_Extracted records_:
+-------+

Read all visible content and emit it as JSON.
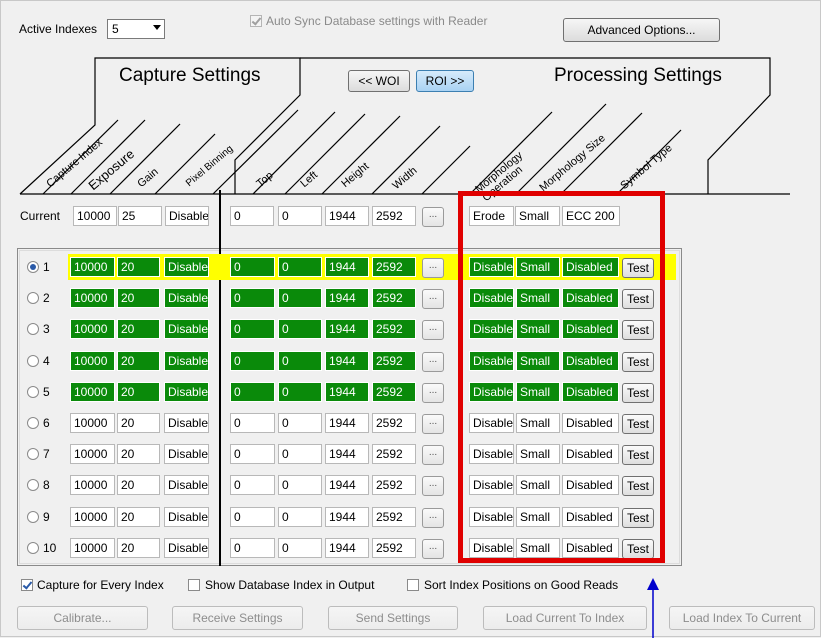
{
  "top": {
    "active_indexes_label": "Active Indexes",
    "active_indexes_value": "5",
    "auto_sync_label": "Auto Sync Database settings with Reader",
    "advanced_button": "Advanced Options..."
  },
  "tabs": {
    "capture_title": "Capture Settings",
    "processing_title": "Processing Settings",
    "woi_button": "<< WOI",
    "roi_button": "ROI >>"
  },
  "headers": [
    "Capture Index",
    "Exposure",
    "Gain",
    "Pixel Binning",
    "Top",
    "Left",
    "Height",
    "Width",
    "Morphology Operation",
    "Morphology Size",
    "Symbol Type"
  ],
  "current": {
    "label": "Current",
    "exposure": "10000",
    "gain": "25",
    "binning": "Disable",
    "top": "0",
    "left": "0",
    "height": "1944",
    "width": "2592",
    "morph_op": "Erode",
    "morph_size": "Small",
    "symbol_type": "ECC 200"
  },
  "ellipsis": "...",
  "test_label": "Test",
  "rows": [
    {
      "idx": "1",
      "exposure": "10000",
      "gain": "20",
      "binning": "Disable",
      "top": "0",
      "left": "0",
      "height": "1944",
      "width": "2592",
      "op": "Disable",
      "size": "Small",
      "symbol": "Disabled"
    },
    {
      "idx": "2",
      "exposure": "10000",
      "gain": "20",
      "binning": "Disable",
      "top": "0",
      "left": "0",
      "height": "1944",
      "width": "2592",
      "op": "Disable",
      "size": "Small",
      "symbol": "Disabled"
    },
    {
      "idx": "3",
      "exposure": "10000",
      "gain": "20",
      "binning": "Disable",
      "top": "0",
      "left": "0",
      "height": "1944",
      "width": "2592",
      "op": "Disable",
      "size": "Small",
      "symbol": "Disabled"
    },
    {
      "idx": "4",
      "exposure": "10000",
      "gain": "20",
      "binning": "Disable",
      "top": "0",
      "left": "0",
      "height": "1944",
      "width": "2592",
      "op": "Disable",
      "size": "Small",
      "symbol": "Disabled"
    },
    {
      "idx": "5",
      "exposure": "10000",
      "gain": "20",
      "binning": "Disable",
      "top": "0",
      "left": "0",
      "height": "1944",
      "width": "2592",
      "op": "Disable",
      "size": "Small",
      "symbol": "Disabled"
    },
    {
      "idx": "6",
      "exposure": "10000",
      "gain": "20",
      "binning": "Disable",
      "top": "0",
      "left": "0",
      "height": "1944",
      "width": "2592",
      "op": "Disable",
      "size": "Small",
      "symbol": "Disabled"
    },
    {
      "idx": "7",
      "exposure": "10000",
      "gain": "20",
      "binning": "Disable",
      "top": "0",
      "left": "0",
      "height": "1944",
      "width": "2592",
      "op": "Disable",
      "size": "Small",
      "symbol": "Disabled"
    },
    {
      "idx": "8",
      "exposure": "10000",
      "gain": "20",
      "binning": "Disable",
      "top": "0",
      "left": "0",
      "height": "1944",
      "width": "2592",
      "op": "Disable",
      "size": "Small",
      "symbol": "Disabled"
    },
    {
      "idx": "9",
      "exposure": "10000",
      "gain": "20",
      "binning": "Disable",
      "top": "0",
      "left": "0",
      "height": "1944",
      "width": "2592",
      "op": "Disable",
      "size": "Small",
      "symbol": "Disabled"
    },
    {
      "idx": "10",
      "exposure": "10000",
      "gain": "20",
      "binning": "Disable",
      "top": "0",
      "left": "0",
      "height": "1944",
      "width": "2592",
      "op": "Disable",
      "size": "Small",
      "symbol": "Disabled"
    }
  ],
  "row_state": {
    "selected_row": "1",
    "active_rows": "5"
  },
  "options": {
    "capture_every": "Capture for Every Index",
    "show_db_index": "Show Database Index in Output",
    "sort_index": "Sort Index Positions on Good Reads"
  },
  "buttons": {
    "calibrate": "Calibrate...",
    "receive": "Receive Settings",
    "send": "Send Settings",
    "load_current": "Load Current To Index",
    "load_index": "Load Index To Current"
  },
  "colors": {
    "active_cell": "#0a8a0a",
    "highlight_row": "#ffff00",
    "callout": "#e00000",
    "arrow": "#0000cc"
  }
}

+-------+

_Task to complete_: Omit every picture, then reproduce the rest of the listing exactly.

_Worked solution_:
Read all visible content and emit it as JSON.
{
  "top": {
    "active_indexes_label": "Active Indexes",
    "active_indexes_value": "5",
    "auto_sync_label": "Auto Sync Database settings with Reader",
    "advanced_button": "Advanced Options..."
  },
  "tabs": {
    "capture_title": "Capture Settings",
    "processing_title": "Processing Settings",
    "woi_button": "<< WOI",
    "roi_button": "ROI >>"
  },
  "headers": [
    "Capture Index",
    "Exposure",
    "Gain",
    "Pixel Binning",
    "Top",
    "Left",
    "Height",
    "Width",
    "Morphology Operation",
    "Morphology Size",
    "Symbol Type"
  ],
  "current": {
    "label": "Current",
    "exposure": "10000",
    "gain": "25",
    "binning": "Disable",
    "top": "0",
    "left": "0",
    "height": "1944",
    "width": "2592",
    "morph_op": "Erode",
    "morph_size": "Small",
    "symbol_type": "ECC 200"
  },
  "ellipsis": "...",
  "test_label": "Test",
  "rows": [
    {
      "idx": "1",
      "exposure": "10000",
      "gain": "20",
      "binning": "Disable",
      "top": "0",
      "left": "0",
      "height": "1944",
      "width": "2592",
      "op": "Disable",
      "size": "Small",
      "symbol": "Disabled"
    },
    {
      "idx": "2",
      "exposure": "10000",
      "gain": "20",
      "binning": "Disable",
      "top": "0",
      "left": "0",
      "height": "1944",
      "width": "2592",
      "op": "Disable",
      "size": "Small",
      "symbol": "Disabled"
    },
    {
      "idx": "3",
      "exposure": "10000",
      "gain": "20",
      "binning": "Disable",
      "top": "0",
      "left": "0",
      "height": "1944",
      "width": "2592",
      "op": "Disable",
      "size": "Small",
      "symbol": "Disabled"
    },
    {
      "idx": "4",
      "exposure": "10000",
      "gain": "20",
      "binning": "Disable",
      "top": "0",
      "left": "0",
      "height": "1944",
      "width": "2592",
      "op": "Disable",
      "size": "Small",
      "symbol": "Disabled"
    },
    {
      "idx": "5",
      "exposure": "10000",
      "gain": "20",
      "binning": "Disable",
      "top": "0",
      "left": "0",
      "height": "1944",
      "width": "2592",
      "op": "Disable",
      "size": "Small",
      "symbol": "Disabled"
    },
    {
      "idx": "6",
      "exposure": "10000",
      "gain": "20",
      "binning": "Disable",
      "top": "0",
      "left": "0",
      "height": "1944",
      "width": "2592",
      "op": "Disable",
      "size": "Small",
      "symbol": "Disabled"
    },
    {
      "idx": "7",
      "exposure": "10000",
      "gain": "20",
      "binning": "Disable",
      "top": "0",
      "left": "0",
      "height": "1944",
      "width": "2592",
      "op": "Disable",
      "size": "Small",
      "symbol": "Disabled"
    },
    {
      "idx": "8",
      "exposure": "10000",
      "gain": "20",
      "binning": "Disable",
      "top": "0",
      "left": "0",
      "height": "1944",
      "width": "2592",
      "op": "Disable",
      "size": "Small",
      "symbol": "Disabled"
    },
    {
      "idx": "9",
      "exposure": "10000",
      "gain": "20",
      "binning": "Disable",
      "top": "0",
      "left": "0",
      "height": "1944",
      "width": "2592",
      "op": "Disable",
      "size": "Small",
      "symbol": "Disabled"
    },
    {
      "idx": "10",
      "exposure": "10000",
      "gain": "20",
      "binning": "Disable",
      "top": "0",
      "left": "0",
      "height": "1944",
      "width": "2592",
      "op": "Disable",
      "size": "Small",
      "symbol": "Disabled"
    }
  ],
  "row_state": {
    "selected_row": "1",
    "active_rows": "5"
  },
  "options": {
    "capture_every": "Capture for Every Index",
    "show_db_index": "Show Database Index in Output",
    "sort_index": "Sort Index Positions on Good Reads"
  },
  "buttons": {
    "calibrate": "Calibrate...",
    "receive": "Receive Settings",
    "send": "Send Settings",
    "load_current": "Load Current To Index",
    "load_index": "Load Index To Current"
  },
  "colors": {
    "active_cell": "#0a8a0a",
    "highlight_row": "#ffff00",
    "callout": "#e00000",
    "arrow": "#0000cc"
  }
}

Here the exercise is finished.